┌──

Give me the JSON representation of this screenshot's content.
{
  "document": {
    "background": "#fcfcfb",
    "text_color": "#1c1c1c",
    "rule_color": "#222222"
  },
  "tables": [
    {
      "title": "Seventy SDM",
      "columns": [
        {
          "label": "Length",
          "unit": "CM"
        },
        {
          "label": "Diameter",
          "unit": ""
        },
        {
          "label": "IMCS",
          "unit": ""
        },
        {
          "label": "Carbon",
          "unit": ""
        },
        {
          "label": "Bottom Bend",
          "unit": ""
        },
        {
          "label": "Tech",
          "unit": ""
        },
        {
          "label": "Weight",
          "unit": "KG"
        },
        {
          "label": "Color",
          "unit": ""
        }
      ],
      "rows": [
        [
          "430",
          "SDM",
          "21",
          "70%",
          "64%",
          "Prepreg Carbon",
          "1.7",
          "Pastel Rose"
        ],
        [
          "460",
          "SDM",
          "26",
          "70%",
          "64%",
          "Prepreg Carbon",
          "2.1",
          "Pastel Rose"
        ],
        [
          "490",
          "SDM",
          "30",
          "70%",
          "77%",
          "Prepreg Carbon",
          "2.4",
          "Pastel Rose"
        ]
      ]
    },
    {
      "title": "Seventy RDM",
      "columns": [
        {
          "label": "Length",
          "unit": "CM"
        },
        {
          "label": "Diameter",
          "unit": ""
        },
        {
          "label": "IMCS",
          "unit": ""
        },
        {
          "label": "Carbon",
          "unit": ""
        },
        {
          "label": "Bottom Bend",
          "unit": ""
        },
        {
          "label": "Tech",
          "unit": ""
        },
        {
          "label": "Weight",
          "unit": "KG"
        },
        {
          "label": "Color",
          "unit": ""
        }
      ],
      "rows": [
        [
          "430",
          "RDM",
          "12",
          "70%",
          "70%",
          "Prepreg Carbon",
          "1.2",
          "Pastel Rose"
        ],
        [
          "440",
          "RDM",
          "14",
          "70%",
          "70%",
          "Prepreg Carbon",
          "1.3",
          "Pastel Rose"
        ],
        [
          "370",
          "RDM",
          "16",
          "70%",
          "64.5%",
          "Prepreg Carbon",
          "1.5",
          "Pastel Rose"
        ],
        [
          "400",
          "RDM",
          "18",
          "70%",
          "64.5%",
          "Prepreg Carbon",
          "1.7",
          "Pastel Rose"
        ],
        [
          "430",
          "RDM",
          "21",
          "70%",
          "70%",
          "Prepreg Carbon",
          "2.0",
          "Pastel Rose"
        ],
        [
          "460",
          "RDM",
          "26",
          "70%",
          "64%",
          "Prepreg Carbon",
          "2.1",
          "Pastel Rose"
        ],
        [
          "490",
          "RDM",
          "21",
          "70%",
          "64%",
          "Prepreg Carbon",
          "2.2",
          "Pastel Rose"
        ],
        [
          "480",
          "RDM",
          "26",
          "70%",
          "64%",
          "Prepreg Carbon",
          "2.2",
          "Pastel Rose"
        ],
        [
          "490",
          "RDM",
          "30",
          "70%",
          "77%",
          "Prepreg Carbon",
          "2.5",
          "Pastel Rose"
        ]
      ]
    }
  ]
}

└──

→ Work to complete
Set down all of the entries exactly, please.

→ Exercise result
Give me the JSON representation of this screenshot's content.
{
  "document": {
    "background": "#fcfcfb",
    "text_color": "#1c1c1c",
    "rule_color": "#222222"
  },
  "tables": [
    {
      "title": "Seventy SDM",
      "columns": [
        {
          "label": "Length",
          "unit": "CM"
        },
        {
          "label": "Diameter",
          "unit": ""
        },
        {
          "label": "IMCS",
          "unit": ""
        },
        {
          "label": "Carbon",
          "unit": ""
        },
        {
          "label": "Bottom Bend",
          "unit": ""
        },
        {
          "label": "Tech",
          "unit": ""
        },
        {
          "label": "Weight",
          "unit": "KG"
        },
        {
          "label": "Color",
          "unit": ""
        }
      ],
      "rows": [
        [
          "430",
          "SDM",
          "21",
          "70%",
          "64%",
          "Prepreg Carbon",
          "1.7",
          "Pastel Rose"
        ],
        [
          "460",
          "SDM",
          "26",
          "70%",
          "64%",
          "Prepreg Carbon",
          "2.1",
          "Pastel Rose"
        ],
        [
          "490",
          "SDM",
          "30",
          "70%",
          "77%",
          "Prepreg Carbon",
          "2.4",
          "Pastel Rose"
        ]
      ]
    },
    {
      "title": "Seventy RDM",
      "columns": [
        {
          "label": "Length",
          "unit": "CM"
        },
        {
          "label": "Diameter",
          "unit": ""
        },
        {
          "label": "IMCS",
          "unit": ""
        },
        {
          "label": "Carbon",
          "unit": ""
        },
        {
          "label": "Bottom Bend",
          "unit": ""
        },
        {
          "label": "Tech",
          "unit": ""
        },
        {
          "label": "Weight",
          "unit": "KG"
        },
        {
          "label": "Color",
          "unit": ""
        }
      ],
      "rows": [
        [
          "430",
          "RDM",
          "12",
          "70%",
          "70%",
          "Prepreg Carbon",
          "1.2",
          "Pastel Rose"
        ],
        [
          "440",
          "RDM",
          "14",
          "70%",
          "70%",
          "Prepreg Carbon",
          "1.3",
          "Pastel Rose"
        ],
        [
          "370",
          "RDM",
          "16",
          "70%",
          "64.5%",
          "Prepreg Carbon",
          "1.5",
          "Pastel Rose"
        ],
        [
          "400",
          "RDM",
          "18",
          "70%",
          "64.5%",
          "Prepreg Carbon",
          "1.7",
          "Pastel Rose"
        ],
        [
          "430",
          "RDM",
          "21",
          "70%",
          "70%",
          "Prepreg Carbon",
          "2.0",
          "Pastel Rose"
        ],
        [
          "460",
          "RDM",
          "26",
          "70%",
          "64%",
          "Prepreg Carbon",
          "2.1",
          "Pastel Rose"
        ],
        [
          "490",
          "RDM",
          "21",
          "70%",
          "64%",
          "Prepreg Carbon",
          "2.2",
          "Pastel Rose"
        ],
        [
          "480",
          "RDM",
          "26",
          "70%",
          "64%",
          "Prepreg Carbon",
          "2.2",
          "Pastel Rose"
        ],
        [
          "490",
          "RDM",
          "30",
          "70%",
          "77%",
          "Prepreg Carbon",
          "2.5",
          "Pastel Rose"
        ]
      ]
    }
  ]
}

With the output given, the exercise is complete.